STATED TASK - Each record is to be transcribed exactly.
--- Begin RECORDS SUPPLIED ---
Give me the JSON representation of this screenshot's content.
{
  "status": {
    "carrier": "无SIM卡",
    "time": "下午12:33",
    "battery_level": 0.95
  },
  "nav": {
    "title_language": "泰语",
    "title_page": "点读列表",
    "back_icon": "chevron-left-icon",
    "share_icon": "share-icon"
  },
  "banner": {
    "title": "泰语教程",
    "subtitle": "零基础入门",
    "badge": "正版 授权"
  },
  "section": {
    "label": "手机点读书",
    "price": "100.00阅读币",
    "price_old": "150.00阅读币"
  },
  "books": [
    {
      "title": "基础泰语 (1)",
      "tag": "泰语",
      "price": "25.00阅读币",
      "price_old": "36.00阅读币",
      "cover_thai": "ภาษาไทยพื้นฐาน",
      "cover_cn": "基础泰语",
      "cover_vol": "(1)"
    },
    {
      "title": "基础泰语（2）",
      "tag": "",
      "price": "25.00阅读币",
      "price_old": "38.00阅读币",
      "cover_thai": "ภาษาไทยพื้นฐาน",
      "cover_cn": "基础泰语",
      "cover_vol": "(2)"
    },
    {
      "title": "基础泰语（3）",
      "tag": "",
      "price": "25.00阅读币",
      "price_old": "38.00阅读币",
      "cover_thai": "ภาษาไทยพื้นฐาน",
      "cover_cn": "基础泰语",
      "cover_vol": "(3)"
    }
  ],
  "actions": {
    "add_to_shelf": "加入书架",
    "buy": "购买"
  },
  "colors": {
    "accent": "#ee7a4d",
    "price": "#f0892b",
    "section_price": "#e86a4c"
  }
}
--- End RECORDS SUPPLIED ---
CORRECT RESULT -
Give me the JSON representation of this screenshot's content.
{
  "status": {
    "carrier": "无SIM卡",
    "time": "下午12:33",
    "battery_level": 0.95
  },
  "nav": {
    "title_language": "泰语",
    "title_page": "点读列表",
    "back_icon": "chevron-left-icon",
    "share_icon": "share-icon"
  },
  "banner": {
    "title": "泰语教程",
    "subtitle": "零基础入门",
    "badge": "正版 授权"
  },
  "section": {
    "label": "手机点读书",
    "price": "100.00阅读币",
    "price_old": "150.00阅读币"
  },
  "books": [
    {
      "title": "基础泰语 (1)",
      "tag": "泰语",
      "price": "25.00阅读币",
      "price_old": "36.00阅读币",
      "cover_thai": "ภาษาไทยพื้นฐาน",
      "cover_cn": "基础泰语",
      "cover_vol": "(1)"
    },
    {
      "title": "基础泰语（2）",
      "tag": "",
      "price": "25.00阅读币",
      "price_old": "38.00阅读币",
      "cover_thai": "ภาษาไทยพื้นฐาน",
      "cover_cn": "基础泰语",
      "cover_vol": "(2)"
    },
    {
      "title": "基础泰语（3）",
      "tag": "",
      "price": "25.00阅读币",
      "price_old": "38.00阅读币",
      "cover_thai": "ภาษาไทยพื้นฐาน",
      "cover_cn": "基础泰语",
      "cover_vol": "(3)"
    }
  ],
  "actions": {
    "add_to_shelf": "加入书架",
    "buy": "购买"
  },
  "colors": {
    "accent": "#ee7a4d",
    "price": "#f0892b",
    "section_price": "#e86a4c"
  }
}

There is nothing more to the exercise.